Every record here needs to be written out again exactly.

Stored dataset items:
========================================
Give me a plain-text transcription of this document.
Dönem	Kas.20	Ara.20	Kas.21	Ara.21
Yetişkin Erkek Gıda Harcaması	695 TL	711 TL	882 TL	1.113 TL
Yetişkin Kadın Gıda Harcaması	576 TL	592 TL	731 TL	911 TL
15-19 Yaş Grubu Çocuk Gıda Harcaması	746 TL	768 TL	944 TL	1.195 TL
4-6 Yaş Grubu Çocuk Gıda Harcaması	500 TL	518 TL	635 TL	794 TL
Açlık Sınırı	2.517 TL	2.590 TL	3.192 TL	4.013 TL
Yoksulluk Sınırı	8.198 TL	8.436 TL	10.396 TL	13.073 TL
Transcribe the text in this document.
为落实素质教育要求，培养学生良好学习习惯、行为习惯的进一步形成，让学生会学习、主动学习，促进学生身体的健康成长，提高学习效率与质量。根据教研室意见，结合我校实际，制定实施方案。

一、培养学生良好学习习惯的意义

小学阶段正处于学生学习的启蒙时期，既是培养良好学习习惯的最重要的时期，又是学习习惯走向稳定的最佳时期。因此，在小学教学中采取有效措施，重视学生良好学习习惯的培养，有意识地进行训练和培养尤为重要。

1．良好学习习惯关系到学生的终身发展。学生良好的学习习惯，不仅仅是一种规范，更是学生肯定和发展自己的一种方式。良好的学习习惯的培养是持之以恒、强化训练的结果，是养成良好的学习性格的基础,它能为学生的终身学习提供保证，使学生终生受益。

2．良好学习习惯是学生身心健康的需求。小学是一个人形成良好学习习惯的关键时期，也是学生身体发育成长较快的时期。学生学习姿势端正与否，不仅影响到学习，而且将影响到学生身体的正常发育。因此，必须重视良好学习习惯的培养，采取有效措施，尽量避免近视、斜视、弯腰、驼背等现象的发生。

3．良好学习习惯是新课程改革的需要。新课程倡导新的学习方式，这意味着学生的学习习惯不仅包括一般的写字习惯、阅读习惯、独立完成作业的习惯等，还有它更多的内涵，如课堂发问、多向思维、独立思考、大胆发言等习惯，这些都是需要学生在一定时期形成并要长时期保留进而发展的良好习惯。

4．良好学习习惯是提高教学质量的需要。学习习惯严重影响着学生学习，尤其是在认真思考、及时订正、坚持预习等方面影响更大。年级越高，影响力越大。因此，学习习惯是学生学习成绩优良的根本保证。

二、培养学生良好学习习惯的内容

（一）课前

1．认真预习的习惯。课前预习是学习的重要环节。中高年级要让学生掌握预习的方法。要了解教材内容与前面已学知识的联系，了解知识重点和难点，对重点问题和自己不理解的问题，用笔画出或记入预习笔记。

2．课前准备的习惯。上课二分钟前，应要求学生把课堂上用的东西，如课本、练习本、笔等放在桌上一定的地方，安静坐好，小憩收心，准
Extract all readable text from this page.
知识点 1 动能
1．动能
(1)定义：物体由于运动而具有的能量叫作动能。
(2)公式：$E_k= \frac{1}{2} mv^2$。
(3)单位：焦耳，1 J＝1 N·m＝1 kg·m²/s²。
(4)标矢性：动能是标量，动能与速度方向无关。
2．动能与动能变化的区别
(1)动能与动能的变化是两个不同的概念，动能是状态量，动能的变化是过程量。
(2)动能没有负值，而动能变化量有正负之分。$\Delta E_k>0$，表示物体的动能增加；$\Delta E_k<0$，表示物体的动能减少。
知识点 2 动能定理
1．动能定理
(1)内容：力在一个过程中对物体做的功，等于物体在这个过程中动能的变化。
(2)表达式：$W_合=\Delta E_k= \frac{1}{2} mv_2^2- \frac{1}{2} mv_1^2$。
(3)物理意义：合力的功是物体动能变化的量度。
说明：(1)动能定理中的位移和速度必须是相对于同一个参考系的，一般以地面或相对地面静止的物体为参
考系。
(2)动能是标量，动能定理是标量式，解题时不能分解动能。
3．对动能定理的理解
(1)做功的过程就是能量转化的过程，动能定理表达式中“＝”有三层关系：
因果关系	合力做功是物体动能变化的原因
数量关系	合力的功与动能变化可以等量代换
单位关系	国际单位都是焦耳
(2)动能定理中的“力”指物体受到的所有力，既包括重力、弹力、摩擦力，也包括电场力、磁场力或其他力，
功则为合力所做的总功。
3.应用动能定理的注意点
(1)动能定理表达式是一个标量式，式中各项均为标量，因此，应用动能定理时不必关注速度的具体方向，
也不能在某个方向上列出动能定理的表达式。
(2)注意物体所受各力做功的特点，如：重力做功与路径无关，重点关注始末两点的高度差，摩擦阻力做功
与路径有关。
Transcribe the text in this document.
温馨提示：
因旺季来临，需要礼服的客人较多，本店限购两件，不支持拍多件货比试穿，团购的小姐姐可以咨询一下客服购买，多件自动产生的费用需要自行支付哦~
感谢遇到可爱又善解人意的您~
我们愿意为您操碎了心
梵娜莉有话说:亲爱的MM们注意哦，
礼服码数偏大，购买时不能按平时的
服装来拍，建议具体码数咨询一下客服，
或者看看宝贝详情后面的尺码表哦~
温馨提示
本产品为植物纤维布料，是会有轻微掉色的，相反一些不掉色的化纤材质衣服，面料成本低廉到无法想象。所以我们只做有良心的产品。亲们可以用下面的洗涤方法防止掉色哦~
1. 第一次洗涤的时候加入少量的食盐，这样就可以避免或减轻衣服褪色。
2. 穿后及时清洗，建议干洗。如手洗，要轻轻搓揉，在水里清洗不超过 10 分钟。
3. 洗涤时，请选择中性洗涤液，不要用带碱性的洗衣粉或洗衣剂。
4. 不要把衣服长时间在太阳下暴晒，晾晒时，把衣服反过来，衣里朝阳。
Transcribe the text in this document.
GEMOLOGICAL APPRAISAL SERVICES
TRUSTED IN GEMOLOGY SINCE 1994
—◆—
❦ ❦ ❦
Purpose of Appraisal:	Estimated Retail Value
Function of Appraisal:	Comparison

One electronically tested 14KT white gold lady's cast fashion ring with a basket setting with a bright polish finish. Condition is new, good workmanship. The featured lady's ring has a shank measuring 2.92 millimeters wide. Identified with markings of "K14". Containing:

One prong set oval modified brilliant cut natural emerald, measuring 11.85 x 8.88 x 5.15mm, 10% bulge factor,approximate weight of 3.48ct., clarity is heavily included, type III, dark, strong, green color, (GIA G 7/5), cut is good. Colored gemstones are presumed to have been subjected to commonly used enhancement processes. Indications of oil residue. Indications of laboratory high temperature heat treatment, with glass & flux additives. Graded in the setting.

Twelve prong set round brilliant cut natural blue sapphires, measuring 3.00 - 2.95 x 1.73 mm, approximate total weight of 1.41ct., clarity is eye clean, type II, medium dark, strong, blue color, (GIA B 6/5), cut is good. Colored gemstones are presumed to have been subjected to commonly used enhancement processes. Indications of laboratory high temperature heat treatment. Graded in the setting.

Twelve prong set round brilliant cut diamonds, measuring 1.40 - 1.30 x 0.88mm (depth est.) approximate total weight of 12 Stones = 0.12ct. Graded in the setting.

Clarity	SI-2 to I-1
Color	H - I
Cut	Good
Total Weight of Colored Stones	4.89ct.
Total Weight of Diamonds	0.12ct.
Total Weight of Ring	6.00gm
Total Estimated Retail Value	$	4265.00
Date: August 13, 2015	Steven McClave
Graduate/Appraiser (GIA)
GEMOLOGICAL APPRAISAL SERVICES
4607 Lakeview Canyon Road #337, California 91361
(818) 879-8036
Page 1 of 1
========================================
*TASK RESPONSE*:
Give me a plain-text transcription of this document.
Dönem	Kas.20	Ara.20	Kas.21	Ara.21
Yetişkin Erkek Gıda Harcaması	695 TL	711 TL	882 TL	1.113 TL
Yetişkin Kadın Gıda Harcaması	576 TL	592 TL	731 TL	911 TL
15-19 Yaş Grubu Çocuk Gıda Harcaması	746 TL	768 TL	944 TL	1.195 TL
4-6 Yaş Grubu Çocuk Gıda Harcaması	500 TL	518 TL	635 TL	794 TL
Açlık Sınırı	2.517 TL	2.590 TL	3.192 TL	4.013 TL
Yoksulluk Sınırı	8.198 TL	8.436 TL	10.396 TL	13.073 TL
Transcribe the text in this document.
为落实素质教育要求，培养学生良好学习习惯、行为习惯的进一步形成，让学生会学习、主动学习，促进学生身体的健康成长，提高学习效率与质量。根据教研室意见，结合我校实际，制定实施方案。

一、培养学生良好学习习惯的意义

小学阶段正处于学生学习的启蒙时期，既是培养良好学习习惯的最重要的时期，又是学习习惯走向稳定的最佳时期。因此，在小学教学中采取有效措施，重视学生良好学习习惯的培养，有意识地进行训练和培养尤为重要。

1．良好学习习惯关系到学生的终身发展。学生良好的学习习惯，不仅仅是一种规范，更是学生肯定和发展自己的一种方式。良好的学习习惯的培养是持之以恒、强化训练的结果，是养成良好的学习性格的基础,它能为学生的终身学习提供保证，使学生终生受益。

2．良好学习习惯是学生身心健康的需求。小学是一个人形成良好学习习惯的关键时期，也是学生身体发育成长较快的时期。学生学习姿势端正与否，不仅影响到学习，而且将影响到学生身体的正常发育。因此，必须重视良好学习习惯的培养，采取有效措施，尽量避免近视、斜视、弯腰、驼背等现象的发生。

3．良好学习习惯是新课程改革的需要。新课程倡导新的学习方式，这意味着学生的学习习惯不仅包括一般的写字习惯、阅读习惯、独立完成作业的习惯等，还有它更多的内涵，如课堂发问、多向思维、独立思考、大胆发言等习惯，这些都是需要学生在一定时期形成并要长时期保留进而发展的良好习惯。

4．良好学习习惯是提高教学质量的需要。学习习惯严重影响着学生学习，尤其是在认真思考、及时订正、坚持预习等方面影响更大。年级越高，影响力越大。因此，学习习惯是学生学习成绩优良的根本保证。

二、培养学生良好学习习惯的内容

（一）课前

1．认真预习的习惯。课前预习是学习的重要环节。中高年级要让学生掌握预习的方法。要了解教材内容与前面已学知识的联系，了解知识重点和难点，对重点问题和自己不理解的问题，用笔画出或记入预习笔记。

2．课前准备的习惯。上课二分钟前，应要求学生把课堂上用的东西，如课本、练习本、笔等放在桌上一定的地方，安静坐好，小憩收心，准
Extract all readable text from this page.
知识点 1 动能
1．动能
(1)定义：物体由于运动而具有的能量叫作动能。
(2)公式：$E_k= \frac{1}{2} mv^2$。
(3)单位：焦耳，1 J＝1 N·m＝1 kg·m²/s²。
(4)标矢性：动能是标量，动能与速度方向无关。
2．动能与动能变化的区别
(1)动能与动能的变化是两个不同的概念，动能是状态量，动能的变化是过程量。
(2)动能没有负值，而动能变化量有正负之分。$\Delta E_k>0$，表示物体的动能增加；$\Delta E_k<0$，表示物体的动能减少。
知识点 2 动能定理
1．动能定理
(1)内容：力在一个过程中对物体做的功，等于物体在这个过程中动能的变化。
(2)表达式：$W_合=\Delta E_k= \frac{1}{2} mv_2^2- \frac{1}{2} mv_1^2$。
(3)物理意义：合力的功是物体动能变化的量度。
说明：(1)动能定理中的位移和速度必须是相对于同一个参考系的，一般以地面或相对地面静止的物体为参
考系。
(2)动能是标量，动能定理是标量式，解题时不能分解动能。
3．对动能定理的理解
(1)做功的过程就是能量转化的过程，动能定理表达式中“＝”有三层关系：
因果关系	合力做功是物体动能变化的原因
数量关系	合力的功与动能变化可以等量代换
单位关系	国际单位都是焦耳
(2)动能定理中的“力”指物体受到的所有力，既包括重力、弹力、摩擦力，也包括电场力、磁场力或其他力，
功则为合力所做的总功。
3.应用动能定理的注意点
(1)动能定理表达式是一个标量式，式中各项均为标量，因此，应用动能定理时不必关注速度的具体方向，
也不能在某个方向上列出动能定理的表达式。
(2)注意物体所受各力做功的特点，如：重力做功与路径无关，重点关注始末两点的高度差，摩擦阻力做功
与路径有关。
Transcribe the text in this document.
温馨提示：
因旺季来临，需要礼服的客人较多，本店限购两件，不支持拍多件货比试穿，团购的小姐姐可以咨询一下客服购买，多件自动产生的费用需要自行支付哦~
感谢遇到可爱又善解人意的您~
我们愿意为您操碎了心
梵娜莉有话说:亲爱的MM们注意哦，
礼服码数偏大，购买时不能按平时的
服装来拍，建议具体码数咨询一下客服，
或者看看宝贝详情后面的尺码表哦~
温馨提示
本产品为植物纤维布料，是会有轻微掉色的，相反一些不掉色的化纤材质衣服，面料成本低廉到无法想象。所以我们只做有良心的产品。亲们可以用下面的洗涤方法防止掉色哦~
1. 第一次洗涤的时候加入少量的食盐，这样就可以避免或减轻衣服褪色。
2. 穿后及时清洗，建议干洗。如手洗，要轻轻搓揉，在水里清洗不超过 10 分钟。
3. 洗涤时，请选择中性洗涤液，不要用带碱性的洗衣粉或洗衣剂。
4. 不要把衣服长时间在太阳下暴晒，晾晒时，把衣服反过来，衣里朝阳。
Transcribe the text in this document.
GEMOLOGICAL APPRAISAL SERVICES
TRUSTED IN GEMOLOGY SINCE 1994
—◆—
❦ ❦ ❦
Purpose of Appraisal:	Estimated Retail Value
Function of Appraisal:	Comparison

One electronically tested 14KT white gold lady's cast fashion ring with a basket setting with a bright polish finish. Condition is new, good workmanship. The featured lady's ring has a shank measuring 2.92 millimeters wide. Identified with markings of "K14". Containing:

One prong set oval modified brilliant cut natural emerald, measuring 11.85 x 8.88 x 5.15mm, 10% bulge factor,approximate weight of 3.48ct., clarity is heavily included, type III, dark, strong, green color, (GIA G 7/5), cut is good. Colored gemstones are presumed to have been subjected to commonly used enhancement processes. Indications of oil residue. Indications of laboratory high temperature heat treatment, with glass & flux additives. Graded in the setting.

Twelve prong set round brilliant cut natural blue sapphires, measuring 3.00 - 2.95 x 1.73 mm, approximate total weight of 1.41ct., clarity is eye clean, type II, medium dark, strong, blue color, (GIA B 6/5), cut is good. Colored gemstones are presumed to have been subjected to commonly used enhancement processes. Indications of laboratory high temperature heat treatment. Graded in the setting.

Twelve prong set round brilliant cut diamonds, measuring 1.40 - 1.30 x 0.88mm (depth est.) approximate total weight of 12 Stones = 0.12ct. Graded in the setting.

Clarity	SI-2 to I-1
Color	H - I
Cut	Good
Total Weight of Colored Stones	4.89ct.
Total Weight of Diamonds	0.12ct.
Total Weight of Ring	6.00gm
Total Estimated Retail Value	$	4265.00
Date: August 13, 2015	Steven McClave
Graduate/Appraiser (GIA)
GEMOLOGICAL APPRAISAL SERVICES
4607 Lakeview Canyon Road #337, California 91361
(818) 879-8036
Page 1 of 1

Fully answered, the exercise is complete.